**GIVEN RECORDS**.
----------

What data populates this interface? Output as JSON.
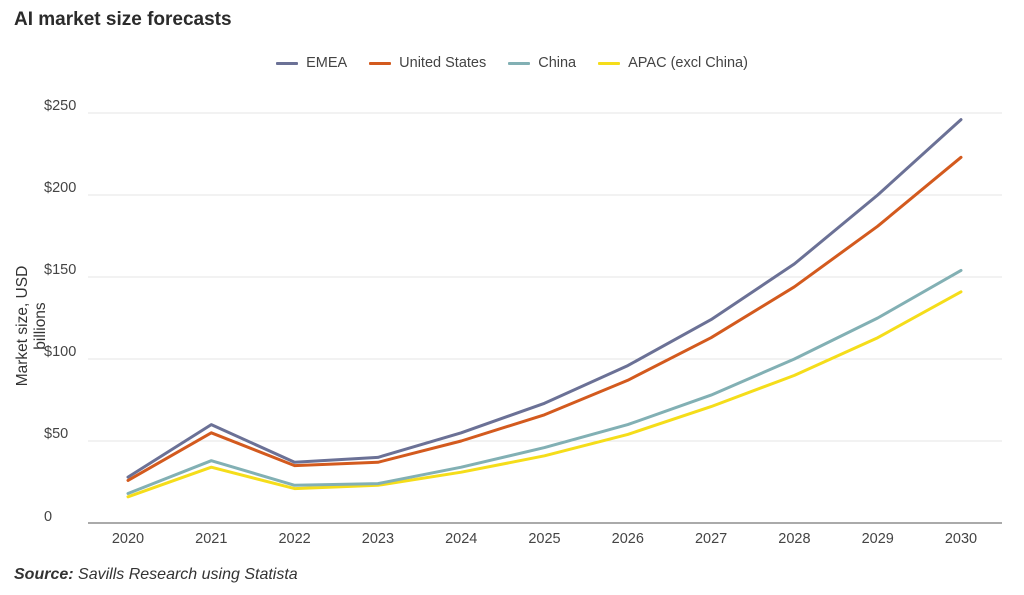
{
  "chart_data": {
    "type": "line",
    "title": "AI market size forecasts",
    "ylabel": "Market size, USD billions",
    "xlabel": "",
    "ylim": [
      0,
      250
    ],
    "yticks": [
      0,
      50,
      100,
      150,
      200,
      250
    ],
    "ytick_labels": [
      "0",
      "$50",
      "$100",
      "$150",
      "$200",
      "$250"
    ],
    "categories": [
      "2020",
      "2021",
      "2022",
      "2023",
      "2024",
      "2025",
      "2026",
      "2027",
      "2028",
      "2029",
      "2030"
    ],
    "grid": "horizontal",
    "legend_position": "top-center",
    "series": [
      {
        "name": "EMEA",
        "color": "#6b7196",
        "values": [
          28,
          60,
          37,
          40,
          55,
          73,
          96,
          124,
          158,
          200,
          246
        ]
      },
      {
        "name": "United States",
        "color": "#d35a1e",
        "values": [
          26,
          55,
          35,
          37,
          50,
          66,
          87,
          113,
          144,
          181,
          223
        ]
      },
      {
        "name": "China",
        "color": "#82b0b4",
        "values": [
          18,
          38,
          23,
          24,
          34,
          46,
          60,
          78,
          100,
          125,
          154
        ]
      },
      {
        "name": "APAC (excl China)",
        "color": "#f5dd1a",
        "values": [
          16,
          34,
          21,
          23,
          31,
          41,
          54,
          71,
          90,
          113,
          141
        ]
      }
    ]
  },
  "source": {
    "label": "Source:",
    "text": "Savills Research using Statista"
  }
}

----------

**WORK REQUIRED**.
Pictures are to be left out; all else in the entries above is to be quoted exactly.

**SOLVED EXERCISE**.
What data populates this interface? Output as JSON.
{
  "chart_data": {
    "type": "line",
    "title": "AI market size forecasts",
    "ylabel": "Market size, USD billions",
    "xlabel": "",
    "ylim": [
      0,
      250
    ],
    "yticks": [
      0,
      50,
      100,
      150,
      200,
      250
    ],
    "ytick_labels": [
      "0",
      "$50",
      "$100",
      "$150",
      "$200",
      "$250"
    ],
    "categories": [
      "2020",
      "2021",
      "2022",
      "2023",
      "2024",
      "2025",
      "2026",
      "2027",
      "2028",
      "2029",
      "2030"
    ],
    "grid": "horizontal",
    "legend_position": "top-center",
    "series": [
      {
        "name": "EMEA",
        "color": "#6b7196",
        "values": [
          28,
          60,
          37,
          40,
          55,
          73,
          96,
          124,
          158,
          200,
          246
        ]
      },
      {
        "name": "United States",
        "color": "#d35a1e",
        "values": [
          26,
          55,
          35,
          37,
          50,
          66,
          87,
          113,
          144,
          181,
          223
        ]
      },
      {
        "name": "China",
        "color": "#82b0b4",
        "values": [
          18,
          38,
          23,
          24,
          34,
          46,
          60,
          78,
          100,
          125,
          154
        ]
      },
      {
        "name": "APAC (excl China)",
        "color": "#f5dd1a",
        "values": [
          16,
          34,
          21,
          23,
          31,
          41,
          54,
          71,
          90,
          113,
          141
        ]
      }
    ]
  },
  "source": {
    "label": "Source:",
    "text": "Savills Research using Statista"
  }
}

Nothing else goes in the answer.